■ **Given request**
Repeat all of the material below exactly as written, images excluded.

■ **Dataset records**

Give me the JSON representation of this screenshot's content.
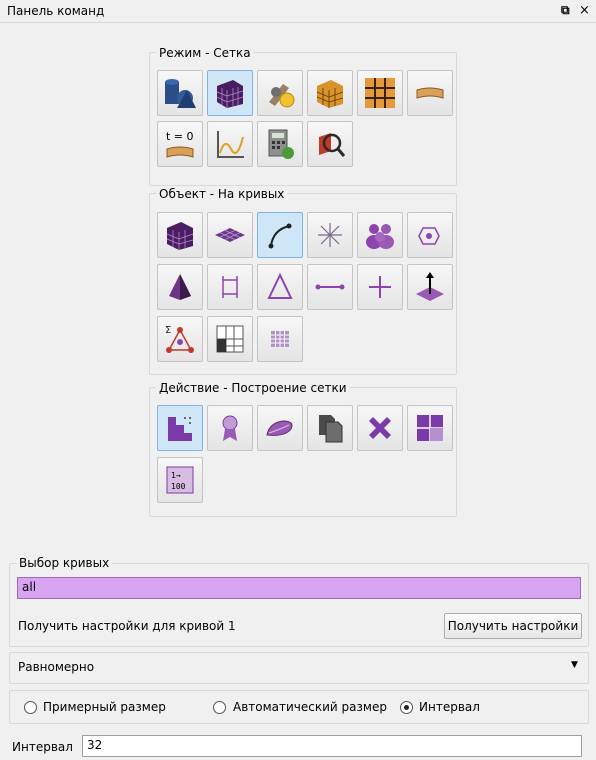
{
  "window": {
    "title": "Панель команд",
    "dock_icon": "dock-icon",
    "close_glyph": "×"
  },
  "groups": {
    "mode": {
      "title": "Режим - Сетка",
      "buttons": [
        "geometry-icon",
        "mesh-icon",
        "properties-icon",
        "volume-mesh-icon",
        "grid-icon",
        "sweep-icon",
        "time-zero-icon",
        "graph-icon",
        "calculator-icon",
        "inspect-icon"
      ],
      "time_label": "t = 0"
    },
    "object": {
      "title": "Объект - На кривых",
      "buttons": [
        "volume-icon",
        "surface-icon",
        "curve-icon",
        "vertex-icon",
        "group-icon",
        "node-icon",
        "tet-icon",
        "quad-icon",
        "tri-icon",
        "edge-icon",
        "point-icon",
        "normal-icon",
        "sum-icon",
        "grid-icon",
        "matrix-icon"
      ]
    },
    "action": {
      "title": "Действие - Построение сетки",
      "buttons": [
        "mesh-build-icon",
        "refine-icon",
        "smooth-icon",
        "copy-icon",
        "delete-icon",
        "split-icon",
        "renumber-icon"
      ],
      "renumber_label": "1→ 100"
    }
  },
  "curve_select": {
    "title": "Выбор кривых",
    "value": "all",
    "settings_label": "Получить настройки для кривой 1",
    "button": "Получить настройки"
  },
  "scheme": {
    "selected": "Равномерно",
    "arrow": "▼"
  },
  "size_mode": {
    "options": [
      "Примерный размер",
      "Автоматический размер",
      "Интервал"
    ],
    "selected_index": 2
  },
  "interval": {
    "label": "Интервал",
    "value": "32"
  },
  "colors": {
    "accent_input": "#d8a4f2",
    "active_button": "#cfe6f7",
    "icon_purple": "#7a3aa8"
  }
}
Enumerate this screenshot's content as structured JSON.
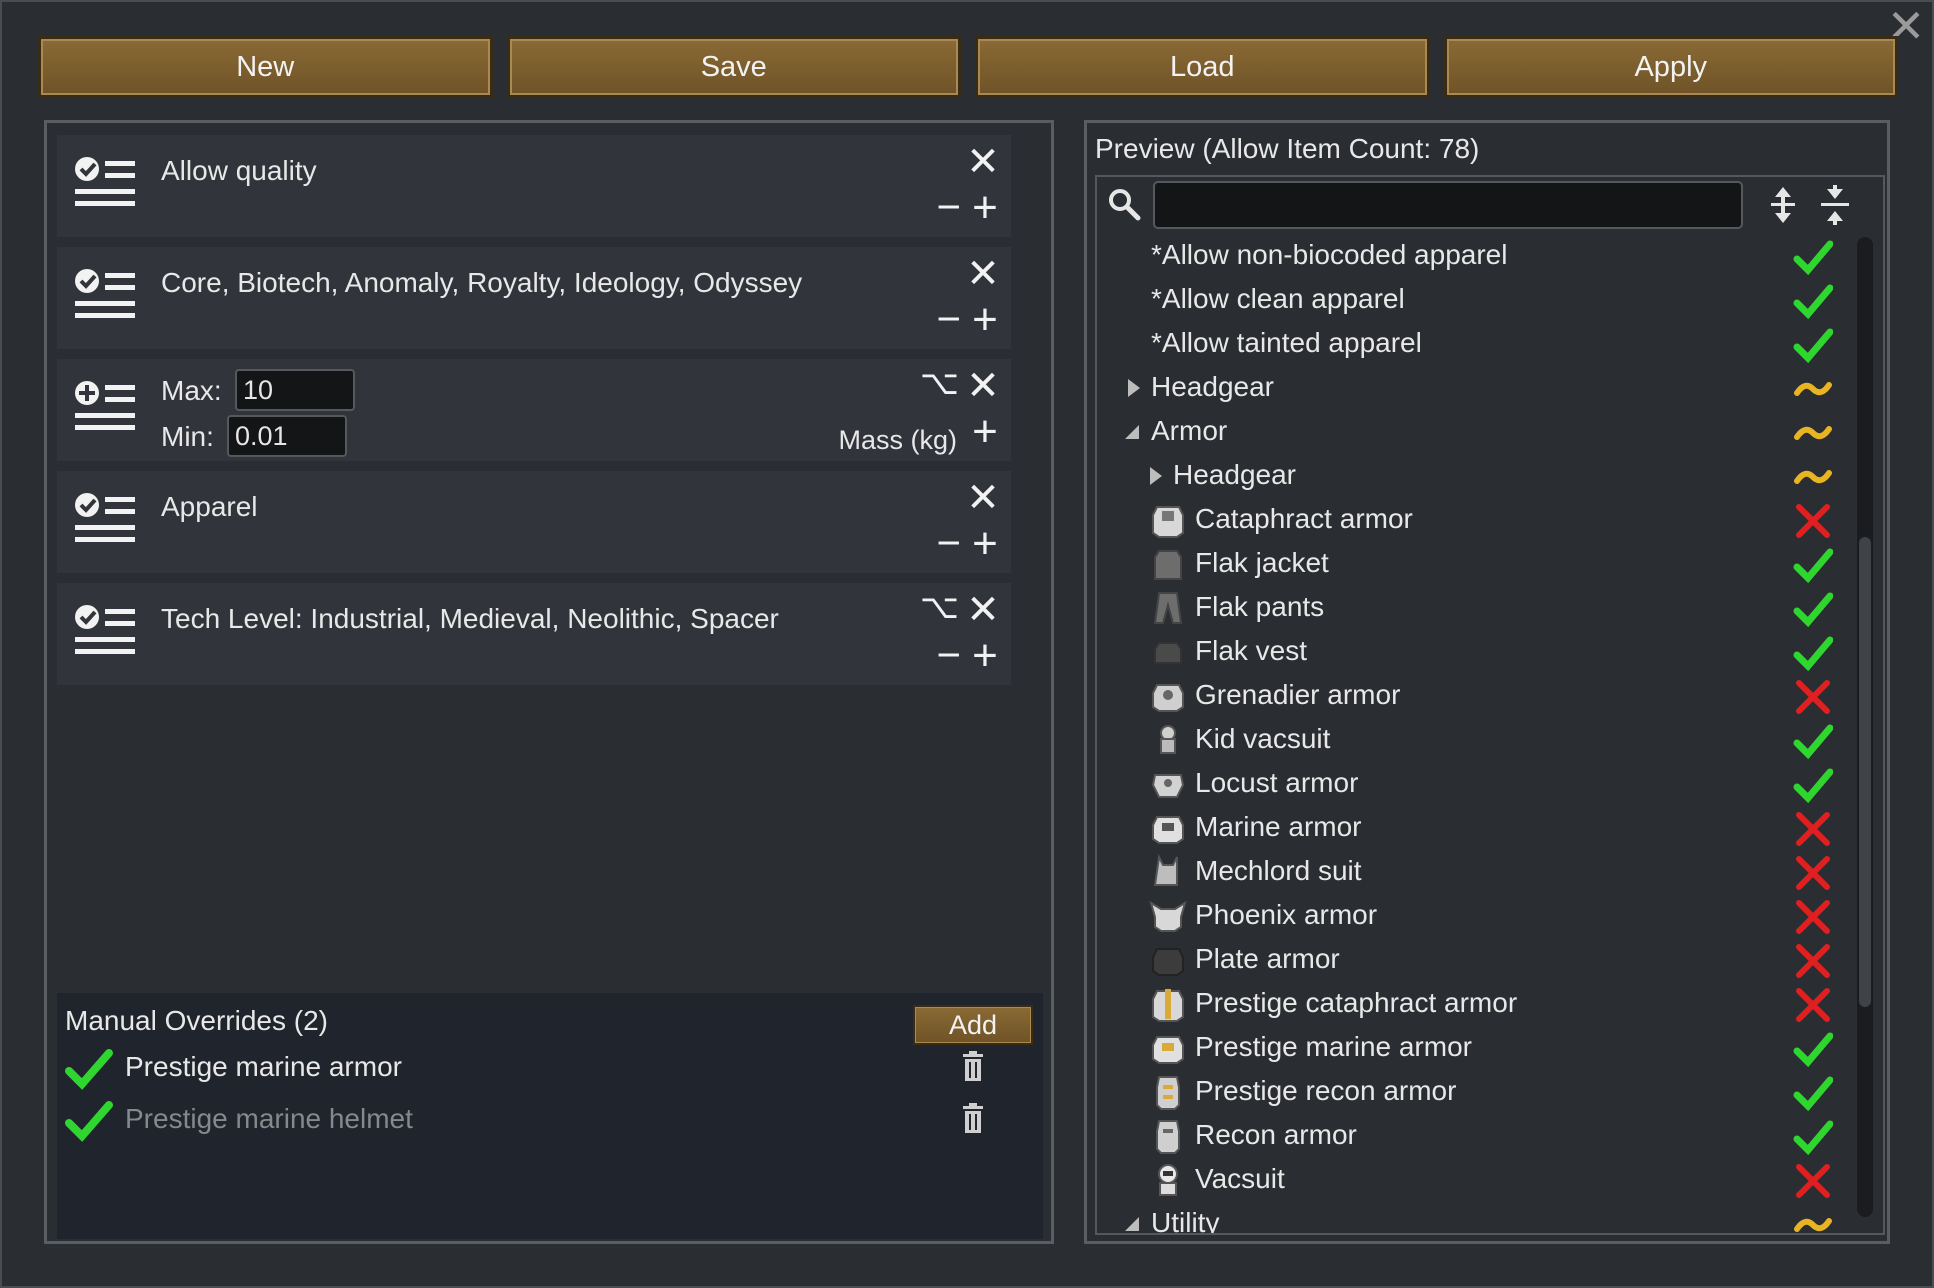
{
  "toolbar": {
    "new_label": "New",
    "save_label": "Save",
    "load_label": "Load",
    "apply_label": "Apply"
  },
  "filters": [
    {
      "text": "Allow quality"
    },
    {
      "text": "Core, Biotech, Anomaly, Royalty, Ideology, Odyssey"
    },
    {
      "max_label": "Max:",
      "max_value": "10",
      "min_label": "Min:",
      "min_value": "0.01",
      "unit_label": "Mass (kg)"
    },
    {
      "text": "Apparel"
    },
    {
      "text": "Tech Level: Industrial, Medieval, Neolithic, Spacer"
    }
  ],
  "overrides": {
    "title": "Manual Overrides (2)",
    "add_label": "Add",
    "items": [
      {
        "label": "Prestige marine armor",
        "active": true
      },
      {
        "label": "Prestige marine helmet",
        "active": false
      }
    ]
  },
  "preview": {
    "title": "Preview (Allow Item Count: 78)",
    "search_value": "",
    "items": [
      {
        "label": "*Allow non-biocoded apparel",
        "status": "allowed"
      },
      {
        "label": "*Allow clean apparel",
        "status": "allowed"
      },
      {
        "label": "*Allow tainted apparel",
        "status": "allowed"
      },
      {
        "label": "Headgear",
        "status": "partial"
      },
      {
        "label": "Armor",
        "status": "partial"
      },
      {
        "label": "Headgear",
        "status": "partial"
      },
      {
        "label": "Cataphract armor",
        "status": "denied"
      },
      {
        "label": "Flak jacket",
        "status": "allowed"
      },
      {
        "label": "Flak pants",
        "status": "allowed"
      },
      {
        "label": "Flak vest",
        "status": "allowed"
      },
      {
        "label": "Grenadier armor",
        "status": "denied"
      },
      {
        "label": "Kid vacsuit",
        "status": "allowed"
      },
      {
        "label": "Locust armor",
        "status": "allowed"
      },
      {
        "label": "Marine armor",
        "status": "denied"
      },
      {
        "label": "Mechlord suit",
        "status": "denied"
      },
      {
        "label": "Phoenix armor",
        "status": "denied"
      },
      {
        "label": "Plate armor",
        "status": "denied"
      },
      {
        "label": "Prestige cataphract armor",
        "status": "denied"
      },
      {
        "label": "Prestige marine armor",
        "status": "allowed"
      },
      {
        "label": "Prestige recon armor",
        "status": "allowed"
      },
      {
        "label": "Recon armor",
        "status": "allowed"
      },
      {
        "label": "Vacsuit",
        "status": "denied"
      },
      {
        "label": "Utility",
        "status": "partial"
      }
    ]
  },
  "colors": {
    "allowed": "#2fd62f",
    "denied": "#e02020",
    "partial": "#e8b424",
    "button": "#7a5c2c"
  }
}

■ **Output**
Give me the JSON representation of this screenshot's content.
{
  "window": {
    "title": "Панель команд",
    "dock_icon": "dock-icon",
    "close_glyph": "×"
  },
  "groups": {
    "mode": {
      "title": "Режим - Сетка",
      "buttons": [
        "geometry-icon",
        "mesh-icon",
        "properties-icon",
        "volume-mesh-icon",
        "grid-icon",
        "sweep-icon",
        "time-zero-icon",
        "graph-icon",
        "calculator-icon",
        "inspect-icon"
      ],
      "time_label": "t = 0"
    },
    "object": {
      "title": "Объект - На кривых",
      "buttons": [
        "volume-icon",
        "surface-icon",
        "curve-icon",
        "vertex-icon",
        "group-icon",
        "node-icon",
        "tet-icon",
        "quad-icon",
        "tri-icon",
        "edge-icon",
        "point-icon",
        "normal-icon",
        "sum-icon",
        "grid-icon",
        "matrix-icon"
      ]
    },
    "action": {
      "title": "Действие - Построение сетки",
      "buttons": [
        "mesh-build-icon",
        "refine-icon",
        "smooth-icon",
        "copy-icon",
        "delete-icon",
        "split-icon",
        "renumber-icon"
      ],
      "renumber_label": "1→ 100"
    }
  },
  "curve_select": {
    "title": "Выбор кривых",
    "value": "all",
    "settings_label": "Получить настройки для кривой 1",
    "button": "Получить настройки"
  },
  "scheme": {
    "selected": "Равномерно",
    "arrow": "▼"
  },
  "size_mode": {
    "options": [
      "Примерный размер",
      "Автоматический размер",
      "Интервал"
    ],
    "selected_index": 2
  },
  "interval": {
    "label": "Интервал",
    "value": "32"
  },
  "colors": {
    "accent_input": "#d8a4f2",
    "active_button": "#cfe6f7",
    "icon_purple": "#7a3aa8"
  }
}
Enumerate this screenshot's content as structured JSON.
{
  "toolbar": {
    "new_label": "New",
    "save_label": "Save",
    "load_label": "Load",
    "apply_label": "Apply"
  },
  "filters": [
    {
      "text": "Allow quality"
    },
    {
      "text": "Core, Biotech, Anomaly, Royalty, Ideology, Odyssey"
    },
    {
      "max_label": "Max:",
      "max_value": "10",
      "min_label": "Min:",
      "min_value": "0.01",
      "unit_label": "Mass (kg)"
    },
    {
      "text": "Apparel"
    },
    {
      "text": "Tech Level: Industrial, Medieval, Neolithic, Spacer"
    }
  ],
  "overrides": {
    "title": "Manual Overrides (2)",
    "add_label": "Add",
    "items": [
      {
        "label": "Prestige marine armor",
        "active": true
      },
      {
        "label": "Prestige marine helmet",
        "active": false
      }
    ]
  },
  "preview": {
    "title": "Preview (Allow Item Count: 78)",
    "search_value": "",
    "items": [
      {
        "label": "*Allow non-biocoded apparel",
        "status": "allowed"
      },
      {
        "label": "*Allow clean apparel",
        "status": "allowed"
      },
      {
        "label": "*Allow tainted apparel",
        "status": "allowed"
      },
      {
        "label": "Headgear",
        "status": "partial"
      },
      {
        "label": "Armor",
        "status": "partial"
      },
      {
        "label": "Headgear",
        "status": "partial"
      },
      {
        "label": "Cataphract armor",
        "status": "denied"
      },
      {
        "label": "Flak jacket",
        "status": "allowed"
      },
      {
        "label": "Flak pants",
        "status": "allowed"
      },
      {
        "label": "Flak vest",
        "status": "allowed"
      },
      {
        "label": "Grenadier armor",
        "status": "denied"
      },
      {
        "label": "Kid vacsuit",
        "status": "allowed"
      },
      {
        "label": "Locust armor",
        "status": "allowed"
      },
      {
        "label": "Marine armor",
        "status": "denied"
      },
      {
        "label": "Mechlord suit",
        "status": "denied"
      },
      {
        "label": "Phoenix armor",
        "status": "denied"
      },
      {
        "label": "Plate armor",
        "status": "denied"
      },
      {
        "label": "Prestige cataphract armor",
        "status": "denied"
      },
      {
        "label": "Prestige marine armor",
        "status": "allowed"
      },
      {
        "label": "Prestige recon armor",
        "status": "allowed"
      },
      {
        "label": "Recon armor",
        "status": "allowed"
      },
      {
        "label": "Vacsuit",
        "status": "denied"
      },
      {
        "label": "Utility",
        "status": "partial"
      }
    ]
  },
  "colors": {
    "allowed": "#2fd62f",
    "denied": "#e02020",
    "partial": "#e8b424",
    "button": "#7a5c2c"
  }
}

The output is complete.